*Request*: Without including the pictures, copy out every line below.

----

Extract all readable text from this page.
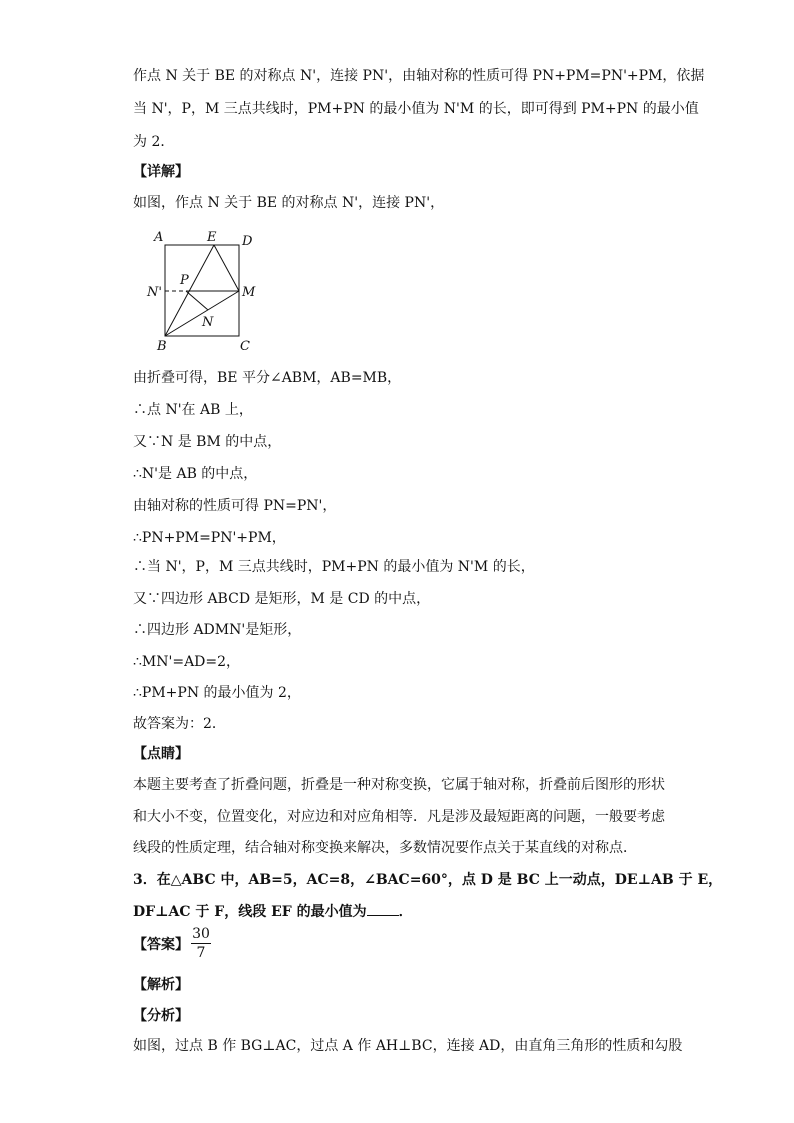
作点 N 关于 BE 的对称点 N'，连接 PN'，由轴对称的性质可得 PN+PM=PN'+PM，依据
当 N'，P，M 三点共线时，PM+PN 的最小值为 N'M 的长，即可得到 PM+PN 的最小值
为 2．
【详解】
如图，作点 N 关于 BE 的对称点 N'，连接 PN'，
A	E D
P
N'	M
N
B	C
由折叠可得，BE 平分∠ABM，AB=MB，
∴点 N'在 AB 上，
又∵N 是 BM 的中点，
∴N'是 AB 的中点，
由轴对称的性质可得 PN=PN'，
∴PN+PM=PN'+PM，
∴当 N'，P，M 三点共线时，PM+PN 的最小值为 N'M 的长，
又∵四边形 ABCD 是矩形，M 是 CD 的中点，
∴四边形 ADMN'是矩形，
∴MN'=AD=2，
∴PM+PN 的最小值为 2，
故答案为：2．
【点睛】
本题主要考查了折叠问题，折叠是一种对称变换，它属于轴对称，折叠前后图形的形状
和大小不变，位置变化，对应边和对应角相等．凡是涉及最短距离的问题，一般要考虑
线段的性质定理，结合轴对称变换来解决，多数情况要作点关于某直线的对称点．
3．在△ABC 中，AB=5，AC=8，∠BAC=60°，点 D 是 BC 上一动点，DE⊥AB 于 E，
DF⊥AC 于 F，线段 EF 的最小值为 ．
【答案】
30
7
【解析】
【分析】
如图，过点 B 作 BG⊥AC，过点 A 作 AH⊥BC，连接 AD，由直角三角形的性质和勾股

----

*Right answer*:
Extract all readable text from this page.
作点 N 关于 BE 的对称点 N'，连接 PN'，由轴对称的性质可得 PN+PM=PN'+PM，依据
当 N'，P，M 三点共线时，PM+PN 的最小值为 N'M 的长，即可得到 PM+PN 的最小值
为 2．
【详解】
如图，作点 N 关于 BE 的对称点 N'，连接 PN'，
A	E D
P
N'	M
N
B	C
由折叠可得，BE 平分∠ABM，AB=MB，
∴点 N'在 AB 上，
又∵N 是 BM 的中点，
∴N'是 AB 的中点，
由轴对称的性质可得 PN=PN'，
∴PN+PM=PN'+PM，
∴当 N'，P，M 三点共线时，PM+PN 的最小值为 N'M 的长，
又∵四边形 ABCD 是矩形，M 是 CD 的中点，
∴四边形 ADMN'是矩形，
∴MN'=AD=2，
∴PM+PN 的最小值为 2，
故答案为：2．
【点睛】
本题主要考查了折叠问题，折叠是一种对称变换，它属于轴对称，折叠前后图形的形状
和大小不变，位置变化，对应边和对应角相等．凡是涉及最短距离的问题，一般要考虑
线段的性质定理，结合轴对称变换来解决，多数情况要作点关于某直线的对称点．
3．在△ABC 中，AB=5，AC=8，∠BAC=60°，点 D 是 BC 上一动点，DE⊥AB 于 E，
DF⊥AC 于 F，线段 EF 的最小值为 ．
【答案】
30
7
【解析】
【分析】
如图，过点 B 作 BG⊥AC，过点 A 作 AH⊥BC，连接 AD，由直角三角形的性质和勾股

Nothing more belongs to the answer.